[Part of a data file]
----------------------------------------

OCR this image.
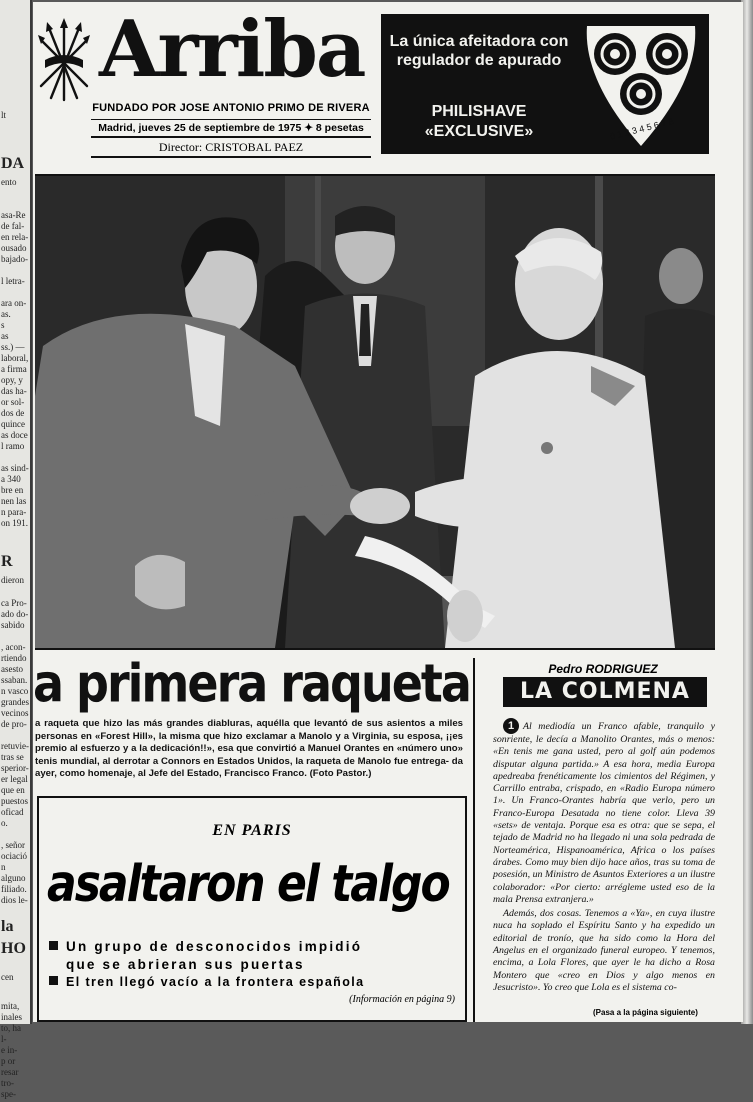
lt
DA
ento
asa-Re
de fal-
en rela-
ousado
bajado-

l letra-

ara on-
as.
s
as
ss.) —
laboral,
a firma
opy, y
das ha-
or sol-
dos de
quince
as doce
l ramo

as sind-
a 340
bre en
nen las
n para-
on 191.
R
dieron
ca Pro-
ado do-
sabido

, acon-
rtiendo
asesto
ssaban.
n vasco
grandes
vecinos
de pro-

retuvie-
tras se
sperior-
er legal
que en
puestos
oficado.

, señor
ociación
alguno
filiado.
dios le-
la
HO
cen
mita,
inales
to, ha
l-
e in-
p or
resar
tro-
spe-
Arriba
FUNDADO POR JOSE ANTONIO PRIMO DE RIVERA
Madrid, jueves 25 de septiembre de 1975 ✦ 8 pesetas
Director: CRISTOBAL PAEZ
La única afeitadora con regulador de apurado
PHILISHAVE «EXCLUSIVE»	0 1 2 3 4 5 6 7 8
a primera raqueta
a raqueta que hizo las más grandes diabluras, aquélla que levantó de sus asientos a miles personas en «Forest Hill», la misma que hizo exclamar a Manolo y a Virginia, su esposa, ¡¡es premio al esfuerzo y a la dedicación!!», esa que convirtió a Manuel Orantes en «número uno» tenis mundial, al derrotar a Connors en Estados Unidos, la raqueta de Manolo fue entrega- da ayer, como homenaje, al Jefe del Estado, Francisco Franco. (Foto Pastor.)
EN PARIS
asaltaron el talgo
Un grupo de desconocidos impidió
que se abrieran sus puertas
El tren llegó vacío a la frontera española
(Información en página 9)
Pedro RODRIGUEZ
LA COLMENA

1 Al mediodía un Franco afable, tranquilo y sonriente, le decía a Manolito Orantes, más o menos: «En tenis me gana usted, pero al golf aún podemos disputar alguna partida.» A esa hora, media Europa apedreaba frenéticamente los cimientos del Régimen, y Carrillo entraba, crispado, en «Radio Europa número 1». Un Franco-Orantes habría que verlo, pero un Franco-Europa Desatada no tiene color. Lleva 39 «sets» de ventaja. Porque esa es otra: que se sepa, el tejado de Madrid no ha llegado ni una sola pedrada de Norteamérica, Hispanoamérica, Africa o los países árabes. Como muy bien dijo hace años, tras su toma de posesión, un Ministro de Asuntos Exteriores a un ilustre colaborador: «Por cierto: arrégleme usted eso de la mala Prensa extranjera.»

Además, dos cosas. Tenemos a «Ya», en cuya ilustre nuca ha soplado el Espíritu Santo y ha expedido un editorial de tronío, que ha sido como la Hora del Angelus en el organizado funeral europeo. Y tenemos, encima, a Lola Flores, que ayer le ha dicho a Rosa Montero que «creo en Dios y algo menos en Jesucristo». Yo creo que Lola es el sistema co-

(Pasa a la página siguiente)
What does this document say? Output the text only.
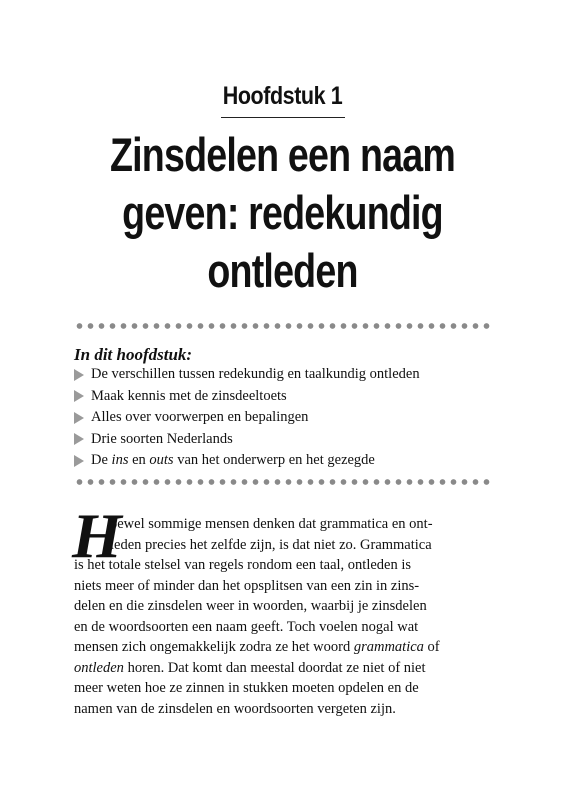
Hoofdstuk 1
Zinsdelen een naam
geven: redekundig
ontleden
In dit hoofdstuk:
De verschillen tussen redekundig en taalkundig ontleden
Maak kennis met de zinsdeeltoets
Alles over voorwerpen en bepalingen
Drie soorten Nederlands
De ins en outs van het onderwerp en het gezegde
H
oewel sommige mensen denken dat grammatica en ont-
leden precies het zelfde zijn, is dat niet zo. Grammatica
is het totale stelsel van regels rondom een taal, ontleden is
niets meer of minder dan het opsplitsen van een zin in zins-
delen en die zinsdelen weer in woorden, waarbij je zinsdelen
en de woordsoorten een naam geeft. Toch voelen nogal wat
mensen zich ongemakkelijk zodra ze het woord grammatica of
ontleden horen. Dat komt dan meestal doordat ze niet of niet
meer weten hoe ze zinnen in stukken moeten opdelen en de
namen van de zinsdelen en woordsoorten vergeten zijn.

----------------------------------------

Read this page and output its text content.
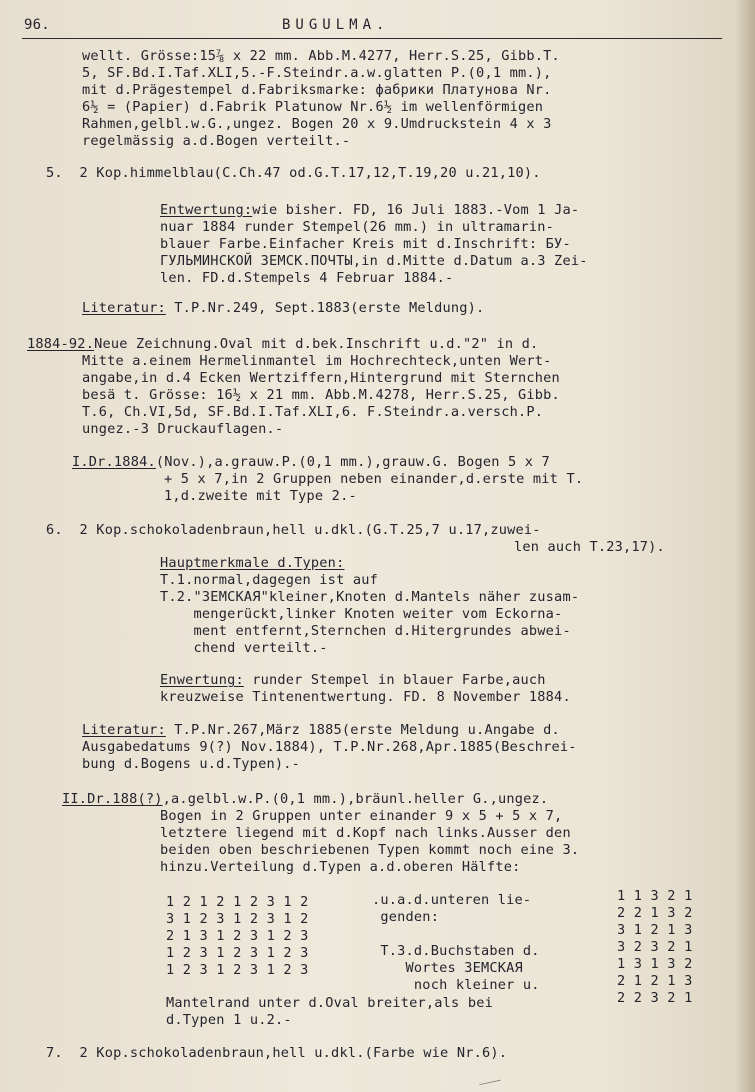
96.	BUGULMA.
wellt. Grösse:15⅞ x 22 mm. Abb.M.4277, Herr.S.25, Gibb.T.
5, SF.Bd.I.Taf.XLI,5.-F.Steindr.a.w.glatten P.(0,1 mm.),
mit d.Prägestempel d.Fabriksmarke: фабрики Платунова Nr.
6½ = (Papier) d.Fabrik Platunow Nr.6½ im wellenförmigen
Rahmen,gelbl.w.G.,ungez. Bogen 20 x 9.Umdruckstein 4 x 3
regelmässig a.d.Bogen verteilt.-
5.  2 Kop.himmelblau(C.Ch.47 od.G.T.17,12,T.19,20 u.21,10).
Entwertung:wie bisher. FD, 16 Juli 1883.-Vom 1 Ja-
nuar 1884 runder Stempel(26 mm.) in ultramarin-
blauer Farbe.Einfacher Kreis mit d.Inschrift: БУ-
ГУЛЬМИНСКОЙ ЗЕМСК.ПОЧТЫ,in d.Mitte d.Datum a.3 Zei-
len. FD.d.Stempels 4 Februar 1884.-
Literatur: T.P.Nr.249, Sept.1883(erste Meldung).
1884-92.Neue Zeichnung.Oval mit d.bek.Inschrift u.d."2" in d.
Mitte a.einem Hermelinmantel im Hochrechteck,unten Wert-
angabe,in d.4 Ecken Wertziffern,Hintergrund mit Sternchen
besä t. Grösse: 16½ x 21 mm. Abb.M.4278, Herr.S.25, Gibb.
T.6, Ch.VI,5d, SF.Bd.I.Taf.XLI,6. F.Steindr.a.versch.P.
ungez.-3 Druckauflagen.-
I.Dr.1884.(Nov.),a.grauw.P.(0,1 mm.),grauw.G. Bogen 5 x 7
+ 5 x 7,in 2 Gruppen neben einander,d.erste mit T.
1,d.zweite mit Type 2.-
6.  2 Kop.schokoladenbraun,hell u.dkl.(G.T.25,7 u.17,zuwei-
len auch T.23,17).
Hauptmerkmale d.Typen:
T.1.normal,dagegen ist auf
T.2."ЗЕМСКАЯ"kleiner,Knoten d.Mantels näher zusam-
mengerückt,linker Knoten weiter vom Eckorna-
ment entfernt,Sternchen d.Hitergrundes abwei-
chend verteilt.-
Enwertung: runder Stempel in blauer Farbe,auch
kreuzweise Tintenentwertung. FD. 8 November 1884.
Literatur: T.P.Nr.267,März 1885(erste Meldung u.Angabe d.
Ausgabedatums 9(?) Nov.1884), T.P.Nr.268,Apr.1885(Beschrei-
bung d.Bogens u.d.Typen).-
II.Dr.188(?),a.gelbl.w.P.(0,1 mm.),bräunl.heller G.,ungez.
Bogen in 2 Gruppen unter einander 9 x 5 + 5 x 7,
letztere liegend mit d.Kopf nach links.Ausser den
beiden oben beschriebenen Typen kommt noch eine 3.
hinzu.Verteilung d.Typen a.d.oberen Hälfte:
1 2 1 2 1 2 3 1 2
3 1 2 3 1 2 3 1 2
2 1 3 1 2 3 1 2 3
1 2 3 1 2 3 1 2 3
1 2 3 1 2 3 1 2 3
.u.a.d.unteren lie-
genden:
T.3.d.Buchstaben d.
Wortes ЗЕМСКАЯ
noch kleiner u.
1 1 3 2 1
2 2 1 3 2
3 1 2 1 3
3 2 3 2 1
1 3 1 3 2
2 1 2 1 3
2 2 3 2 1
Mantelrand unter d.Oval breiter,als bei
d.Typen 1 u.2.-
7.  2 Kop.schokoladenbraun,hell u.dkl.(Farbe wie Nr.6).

----------------------------------------

Select and copy every line of the material that holds the string "página".

(Información en página 9)
(Pasa a la página siguiente)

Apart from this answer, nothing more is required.